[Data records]
:::

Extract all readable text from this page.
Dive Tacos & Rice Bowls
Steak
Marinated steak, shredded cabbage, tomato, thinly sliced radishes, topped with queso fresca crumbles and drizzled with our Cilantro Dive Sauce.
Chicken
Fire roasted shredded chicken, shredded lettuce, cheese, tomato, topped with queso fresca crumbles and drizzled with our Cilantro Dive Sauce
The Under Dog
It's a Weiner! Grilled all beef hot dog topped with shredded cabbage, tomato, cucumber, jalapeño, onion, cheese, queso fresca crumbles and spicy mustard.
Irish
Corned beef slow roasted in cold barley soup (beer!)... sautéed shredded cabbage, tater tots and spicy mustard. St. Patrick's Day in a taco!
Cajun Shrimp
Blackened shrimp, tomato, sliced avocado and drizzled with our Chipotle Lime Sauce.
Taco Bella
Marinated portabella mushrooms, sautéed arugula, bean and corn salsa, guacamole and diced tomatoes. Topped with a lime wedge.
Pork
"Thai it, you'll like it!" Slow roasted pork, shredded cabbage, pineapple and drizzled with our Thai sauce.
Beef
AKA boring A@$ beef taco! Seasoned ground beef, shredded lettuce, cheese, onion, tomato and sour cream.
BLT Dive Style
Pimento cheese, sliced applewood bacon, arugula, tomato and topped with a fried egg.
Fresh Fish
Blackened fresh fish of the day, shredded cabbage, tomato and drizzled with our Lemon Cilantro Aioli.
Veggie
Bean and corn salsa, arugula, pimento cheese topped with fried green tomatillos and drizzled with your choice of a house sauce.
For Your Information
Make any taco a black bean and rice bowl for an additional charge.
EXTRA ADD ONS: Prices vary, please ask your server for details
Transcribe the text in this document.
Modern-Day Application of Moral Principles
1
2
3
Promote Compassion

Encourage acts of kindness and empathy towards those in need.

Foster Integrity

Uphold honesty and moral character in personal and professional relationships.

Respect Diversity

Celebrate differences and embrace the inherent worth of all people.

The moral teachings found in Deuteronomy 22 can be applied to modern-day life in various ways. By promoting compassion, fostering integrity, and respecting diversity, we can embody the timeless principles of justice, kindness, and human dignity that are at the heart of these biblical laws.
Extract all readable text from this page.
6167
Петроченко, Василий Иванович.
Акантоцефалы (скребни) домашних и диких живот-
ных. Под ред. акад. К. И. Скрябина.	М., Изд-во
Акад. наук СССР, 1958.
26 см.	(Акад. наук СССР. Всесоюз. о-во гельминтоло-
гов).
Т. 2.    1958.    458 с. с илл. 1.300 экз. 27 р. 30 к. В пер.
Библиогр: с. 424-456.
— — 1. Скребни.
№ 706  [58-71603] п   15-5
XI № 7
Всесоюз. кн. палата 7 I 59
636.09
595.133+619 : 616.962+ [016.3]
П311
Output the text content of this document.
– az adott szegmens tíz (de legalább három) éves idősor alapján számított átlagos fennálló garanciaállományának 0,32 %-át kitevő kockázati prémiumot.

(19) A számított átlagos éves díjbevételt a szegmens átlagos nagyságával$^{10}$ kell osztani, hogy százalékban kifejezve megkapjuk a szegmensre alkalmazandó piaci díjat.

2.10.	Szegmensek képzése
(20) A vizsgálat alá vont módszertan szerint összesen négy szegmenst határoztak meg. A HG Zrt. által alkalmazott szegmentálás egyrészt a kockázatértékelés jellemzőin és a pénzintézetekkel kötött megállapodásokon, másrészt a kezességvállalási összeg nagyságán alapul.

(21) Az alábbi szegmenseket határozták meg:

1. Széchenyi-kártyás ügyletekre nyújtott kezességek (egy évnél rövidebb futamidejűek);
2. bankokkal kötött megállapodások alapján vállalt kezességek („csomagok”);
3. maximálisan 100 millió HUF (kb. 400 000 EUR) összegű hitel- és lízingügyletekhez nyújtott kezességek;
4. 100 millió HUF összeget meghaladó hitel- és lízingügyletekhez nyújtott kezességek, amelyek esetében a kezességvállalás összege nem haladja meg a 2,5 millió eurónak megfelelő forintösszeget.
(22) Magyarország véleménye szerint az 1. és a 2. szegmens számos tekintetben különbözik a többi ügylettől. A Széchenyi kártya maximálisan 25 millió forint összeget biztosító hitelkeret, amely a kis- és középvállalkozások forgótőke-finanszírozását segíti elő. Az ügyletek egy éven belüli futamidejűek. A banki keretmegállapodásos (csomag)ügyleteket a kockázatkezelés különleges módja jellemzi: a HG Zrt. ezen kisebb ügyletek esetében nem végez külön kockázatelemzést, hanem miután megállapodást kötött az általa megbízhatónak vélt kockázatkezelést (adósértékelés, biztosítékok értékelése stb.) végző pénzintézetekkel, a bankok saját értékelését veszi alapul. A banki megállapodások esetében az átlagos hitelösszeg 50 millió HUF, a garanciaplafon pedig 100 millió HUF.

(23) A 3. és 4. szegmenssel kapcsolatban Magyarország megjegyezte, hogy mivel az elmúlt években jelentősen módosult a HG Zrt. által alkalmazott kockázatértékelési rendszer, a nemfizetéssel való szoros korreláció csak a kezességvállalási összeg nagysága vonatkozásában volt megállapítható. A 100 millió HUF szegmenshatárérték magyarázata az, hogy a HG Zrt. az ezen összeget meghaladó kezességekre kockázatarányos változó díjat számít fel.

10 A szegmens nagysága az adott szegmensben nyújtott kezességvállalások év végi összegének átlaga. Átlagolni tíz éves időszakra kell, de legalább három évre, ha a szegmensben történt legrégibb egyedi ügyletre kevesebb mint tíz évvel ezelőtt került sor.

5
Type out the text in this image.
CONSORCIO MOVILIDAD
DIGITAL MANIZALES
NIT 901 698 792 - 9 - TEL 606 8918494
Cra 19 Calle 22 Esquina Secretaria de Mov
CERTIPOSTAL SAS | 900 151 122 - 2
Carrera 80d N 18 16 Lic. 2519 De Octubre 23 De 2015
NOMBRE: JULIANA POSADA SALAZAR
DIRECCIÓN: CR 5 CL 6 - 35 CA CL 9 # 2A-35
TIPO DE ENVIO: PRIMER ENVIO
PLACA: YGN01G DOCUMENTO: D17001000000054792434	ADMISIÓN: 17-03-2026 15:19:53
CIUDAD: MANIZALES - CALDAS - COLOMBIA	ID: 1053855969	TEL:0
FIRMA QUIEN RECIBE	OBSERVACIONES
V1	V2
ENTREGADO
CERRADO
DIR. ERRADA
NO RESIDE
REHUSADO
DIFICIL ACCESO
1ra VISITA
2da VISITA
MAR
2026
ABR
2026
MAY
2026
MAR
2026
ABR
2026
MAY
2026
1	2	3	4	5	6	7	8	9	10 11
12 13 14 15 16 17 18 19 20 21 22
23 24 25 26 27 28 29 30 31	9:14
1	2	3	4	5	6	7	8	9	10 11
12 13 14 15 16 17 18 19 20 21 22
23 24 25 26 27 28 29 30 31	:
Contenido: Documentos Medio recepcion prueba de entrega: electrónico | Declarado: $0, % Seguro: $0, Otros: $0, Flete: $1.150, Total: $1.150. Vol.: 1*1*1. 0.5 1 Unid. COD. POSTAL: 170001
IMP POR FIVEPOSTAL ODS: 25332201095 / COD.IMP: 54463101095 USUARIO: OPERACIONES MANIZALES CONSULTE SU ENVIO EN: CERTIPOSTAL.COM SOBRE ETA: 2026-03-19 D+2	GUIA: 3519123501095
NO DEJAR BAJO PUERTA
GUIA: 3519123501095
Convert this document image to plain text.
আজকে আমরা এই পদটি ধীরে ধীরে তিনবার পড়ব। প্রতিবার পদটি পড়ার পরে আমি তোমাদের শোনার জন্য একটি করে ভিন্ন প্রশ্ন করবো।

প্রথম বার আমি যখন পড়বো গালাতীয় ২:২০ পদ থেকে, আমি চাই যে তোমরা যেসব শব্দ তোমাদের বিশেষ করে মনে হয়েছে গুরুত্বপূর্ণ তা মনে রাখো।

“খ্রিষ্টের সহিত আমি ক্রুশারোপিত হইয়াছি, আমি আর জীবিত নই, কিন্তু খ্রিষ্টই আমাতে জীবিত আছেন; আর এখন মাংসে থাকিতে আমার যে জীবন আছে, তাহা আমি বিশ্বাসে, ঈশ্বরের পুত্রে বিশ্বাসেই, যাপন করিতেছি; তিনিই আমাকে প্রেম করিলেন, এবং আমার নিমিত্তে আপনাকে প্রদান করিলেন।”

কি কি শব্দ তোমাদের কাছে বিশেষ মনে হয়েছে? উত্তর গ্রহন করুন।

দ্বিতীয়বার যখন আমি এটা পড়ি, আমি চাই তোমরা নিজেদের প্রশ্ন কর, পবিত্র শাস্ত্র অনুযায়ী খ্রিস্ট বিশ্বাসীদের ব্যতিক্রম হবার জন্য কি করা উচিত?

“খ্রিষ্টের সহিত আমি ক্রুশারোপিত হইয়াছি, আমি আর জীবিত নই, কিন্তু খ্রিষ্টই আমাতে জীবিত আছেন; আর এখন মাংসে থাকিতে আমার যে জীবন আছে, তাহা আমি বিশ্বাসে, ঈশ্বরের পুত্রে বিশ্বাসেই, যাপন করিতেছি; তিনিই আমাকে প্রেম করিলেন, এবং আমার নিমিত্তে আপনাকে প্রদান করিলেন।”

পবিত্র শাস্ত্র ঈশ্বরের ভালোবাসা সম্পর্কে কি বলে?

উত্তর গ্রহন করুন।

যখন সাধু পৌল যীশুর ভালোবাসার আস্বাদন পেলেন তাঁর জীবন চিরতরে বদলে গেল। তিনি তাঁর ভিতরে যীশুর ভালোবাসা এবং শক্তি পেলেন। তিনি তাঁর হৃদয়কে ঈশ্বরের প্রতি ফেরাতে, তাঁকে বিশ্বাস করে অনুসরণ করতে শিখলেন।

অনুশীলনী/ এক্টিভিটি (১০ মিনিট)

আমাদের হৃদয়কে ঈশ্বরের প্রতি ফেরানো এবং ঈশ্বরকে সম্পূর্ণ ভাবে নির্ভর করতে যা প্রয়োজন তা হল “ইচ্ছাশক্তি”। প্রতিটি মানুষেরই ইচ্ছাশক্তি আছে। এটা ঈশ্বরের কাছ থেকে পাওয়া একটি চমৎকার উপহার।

:::

Written request —
Scan the material above. Return every line containing the string "futamidejűek".

Answer in full —
1. Széchenyi-kártyás ügyletekre nyújtott kezességek (egy évnél rövidebb futamidejűek);
(22) Magyarország véleménye szerint az 1. és a 2. szegmens számos tekintetben különbözik a többi ügylettől. A Széchenyi kártya maximálisan 25 millió forint összeget biztosító hitelkeret, amely a kis- és középvállalkozások forgótőke-finanszírozását segíti elő. Az ügyletek egy éven belüli futamidejűek. A banki keretmegállapodásos (csomag)ügyleteket a kockázatkezelés különleges módja jellemzi: a HG Zrt. ezen kisebb ügyletek esetében nem végez külön kockázatelemzést, hanem miután megállapodást kötött az általa megbízhatónak vélt kockázatkezelést (adósértékelés, biztosítékok értékelése stb.) végző pénzintézetekkel, a bankok saját értékelését veszi alapul. A banki megállapodások esetében az átlagos hitelösszeg 50 millió HUF, a garanciaplafon pedig 100 millió HUF.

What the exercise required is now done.